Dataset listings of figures
....
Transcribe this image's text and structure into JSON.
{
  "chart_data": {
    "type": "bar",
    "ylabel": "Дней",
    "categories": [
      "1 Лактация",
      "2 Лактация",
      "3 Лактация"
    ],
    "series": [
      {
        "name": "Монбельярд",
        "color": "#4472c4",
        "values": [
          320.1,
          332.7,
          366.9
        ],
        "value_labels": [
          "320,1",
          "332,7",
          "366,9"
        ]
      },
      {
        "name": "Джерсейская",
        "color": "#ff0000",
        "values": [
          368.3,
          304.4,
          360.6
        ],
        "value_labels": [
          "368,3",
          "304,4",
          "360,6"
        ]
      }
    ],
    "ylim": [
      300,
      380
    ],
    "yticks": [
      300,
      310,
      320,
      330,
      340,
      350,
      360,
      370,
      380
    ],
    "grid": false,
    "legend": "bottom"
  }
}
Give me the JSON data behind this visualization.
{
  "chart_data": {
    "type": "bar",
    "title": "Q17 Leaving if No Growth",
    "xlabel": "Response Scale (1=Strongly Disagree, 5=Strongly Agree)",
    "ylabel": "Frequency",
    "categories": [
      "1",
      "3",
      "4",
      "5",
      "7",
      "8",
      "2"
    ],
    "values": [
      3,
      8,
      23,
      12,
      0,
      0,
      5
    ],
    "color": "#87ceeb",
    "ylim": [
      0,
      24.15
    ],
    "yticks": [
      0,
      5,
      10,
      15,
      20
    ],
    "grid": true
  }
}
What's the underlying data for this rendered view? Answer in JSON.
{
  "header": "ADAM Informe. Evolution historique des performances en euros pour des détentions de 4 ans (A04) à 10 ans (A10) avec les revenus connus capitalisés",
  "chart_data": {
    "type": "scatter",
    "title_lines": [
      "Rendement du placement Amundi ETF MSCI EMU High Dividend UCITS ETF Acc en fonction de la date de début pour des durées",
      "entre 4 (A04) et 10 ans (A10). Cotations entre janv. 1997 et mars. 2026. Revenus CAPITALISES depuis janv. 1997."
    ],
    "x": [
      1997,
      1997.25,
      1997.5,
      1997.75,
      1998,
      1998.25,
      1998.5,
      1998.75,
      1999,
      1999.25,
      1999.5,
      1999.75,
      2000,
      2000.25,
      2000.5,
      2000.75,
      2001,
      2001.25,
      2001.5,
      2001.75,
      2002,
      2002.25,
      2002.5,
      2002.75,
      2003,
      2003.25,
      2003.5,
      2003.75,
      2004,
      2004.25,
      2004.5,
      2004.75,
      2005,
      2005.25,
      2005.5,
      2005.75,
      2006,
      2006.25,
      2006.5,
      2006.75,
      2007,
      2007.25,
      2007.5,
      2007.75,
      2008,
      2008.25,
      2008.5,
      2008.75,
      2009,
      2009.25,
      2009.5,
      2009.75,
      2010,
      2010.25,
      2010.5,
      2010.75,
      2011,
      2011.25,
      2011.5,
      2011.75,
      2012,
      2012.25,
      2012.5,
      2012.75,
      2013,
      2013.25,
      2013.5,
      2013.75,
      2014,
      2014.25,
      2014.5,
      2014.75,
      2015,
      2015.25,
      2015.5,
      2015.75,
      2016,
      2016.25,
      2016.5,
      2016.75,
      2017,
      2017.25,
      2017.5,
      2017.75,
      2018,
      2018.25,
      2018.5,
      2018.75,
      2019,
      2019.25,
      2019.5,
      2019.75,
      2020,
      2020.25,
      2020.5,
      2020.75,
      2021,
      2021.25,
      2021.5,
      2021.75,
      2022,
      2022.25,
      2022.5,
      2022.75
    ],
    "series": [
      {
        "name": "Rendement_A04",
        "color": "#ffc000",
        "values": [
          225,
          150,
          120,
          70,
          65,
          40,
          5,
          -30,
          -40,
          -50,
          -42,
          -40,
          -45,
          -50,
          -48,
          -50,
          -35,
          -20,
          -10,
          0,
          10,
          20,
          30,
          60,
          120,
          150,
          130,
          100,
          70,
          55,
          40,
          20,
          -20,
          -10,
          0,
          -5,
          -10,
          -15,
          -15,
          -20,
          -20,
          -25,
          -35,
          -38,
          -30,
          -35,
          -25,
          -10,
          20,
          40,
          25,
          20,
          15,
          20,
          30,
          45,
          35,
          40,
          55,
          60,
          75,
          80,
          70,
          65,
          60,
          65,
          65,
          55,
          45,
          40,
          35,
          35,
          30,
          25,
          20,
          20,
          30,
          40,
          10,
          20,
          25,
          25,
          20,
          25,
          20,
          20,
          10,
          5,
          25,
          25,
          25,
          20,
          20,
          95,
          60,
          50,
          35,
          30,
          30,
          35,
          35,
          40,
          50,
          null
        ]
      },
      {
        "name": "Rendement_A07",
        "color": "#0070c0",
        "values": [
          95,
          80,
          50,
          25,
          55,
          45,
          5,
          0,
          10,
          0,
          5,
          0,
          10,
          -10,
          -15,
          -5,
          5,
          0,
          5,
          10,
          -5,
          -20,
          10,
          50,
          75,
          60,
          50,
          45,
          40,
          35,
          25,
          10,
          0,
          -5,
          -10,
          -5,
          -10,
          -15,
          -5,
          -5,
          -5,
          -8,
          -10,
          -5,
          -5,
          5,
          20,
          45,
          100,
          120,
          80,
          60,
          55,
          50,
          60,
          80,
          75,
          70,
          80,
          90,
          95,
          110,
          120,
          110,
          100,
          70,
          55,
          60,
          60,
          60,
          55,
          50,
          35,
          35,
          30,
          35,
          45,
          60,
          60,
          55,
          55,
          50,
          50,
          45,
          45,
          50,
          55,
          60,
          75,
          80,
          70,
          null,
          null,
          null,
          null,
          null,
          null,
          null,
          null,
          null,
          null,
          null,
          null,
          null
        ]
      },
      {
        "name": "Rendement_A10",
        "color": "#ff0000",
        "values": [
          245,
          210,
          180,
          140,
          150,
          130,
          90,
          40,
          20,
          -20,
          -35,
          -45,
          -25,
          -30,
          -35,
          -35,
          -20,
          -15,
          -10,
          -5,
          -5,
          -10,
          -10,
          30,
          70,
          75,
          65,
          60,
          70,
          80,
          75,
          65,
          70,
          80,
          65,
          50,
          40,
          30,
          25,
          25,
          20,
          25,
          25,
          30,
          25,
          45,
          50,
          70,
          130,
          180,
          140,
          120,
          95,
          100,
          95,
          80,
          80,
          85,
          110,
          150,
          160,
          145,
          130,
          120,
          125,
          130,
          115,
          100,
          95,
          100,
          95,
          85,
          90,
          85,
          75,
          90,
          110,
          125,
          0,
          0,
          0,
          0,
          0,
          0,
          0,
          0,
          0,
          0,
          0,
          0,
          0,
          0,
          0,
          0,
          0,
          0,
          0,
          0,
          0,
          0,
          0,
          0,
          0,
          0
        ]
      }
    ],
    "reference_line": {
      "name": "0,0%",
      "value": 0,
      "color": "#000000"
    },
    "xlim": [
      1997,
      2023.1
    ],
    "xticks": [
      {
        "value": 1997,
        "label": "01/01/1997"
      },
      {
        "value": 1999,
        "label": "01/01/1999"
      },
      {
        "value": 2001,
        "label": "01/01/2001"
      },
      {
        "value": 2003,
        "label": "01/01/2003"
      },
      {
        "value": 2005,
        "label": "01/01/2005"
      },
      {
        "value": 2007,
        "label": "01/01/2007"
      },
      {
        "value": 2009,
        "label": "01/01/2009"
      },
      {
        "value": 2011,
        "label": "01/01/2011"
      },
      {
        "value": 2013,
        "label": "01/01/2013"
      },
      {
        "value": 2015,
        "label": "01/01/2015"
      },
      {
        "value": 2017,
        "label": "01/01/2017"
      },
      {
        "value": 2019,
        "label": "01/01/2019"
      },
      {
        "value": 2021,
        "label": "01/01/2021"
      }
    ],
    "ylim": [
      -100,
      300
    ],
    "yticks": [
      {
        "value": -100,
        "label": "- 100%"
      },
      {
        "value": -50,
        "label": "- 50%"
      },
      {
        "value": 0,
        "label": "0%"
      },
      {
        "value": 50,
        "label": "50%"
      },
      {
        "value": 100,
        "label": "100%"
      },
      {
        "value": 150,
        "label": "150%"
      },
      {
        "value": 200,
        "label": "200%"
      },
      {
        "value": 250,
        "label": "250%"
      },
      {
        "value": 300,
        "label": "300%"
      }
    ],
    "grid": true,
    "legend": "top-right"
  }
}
....
Nothing but a number is needed here: how many lines hold the string "JSON"?

3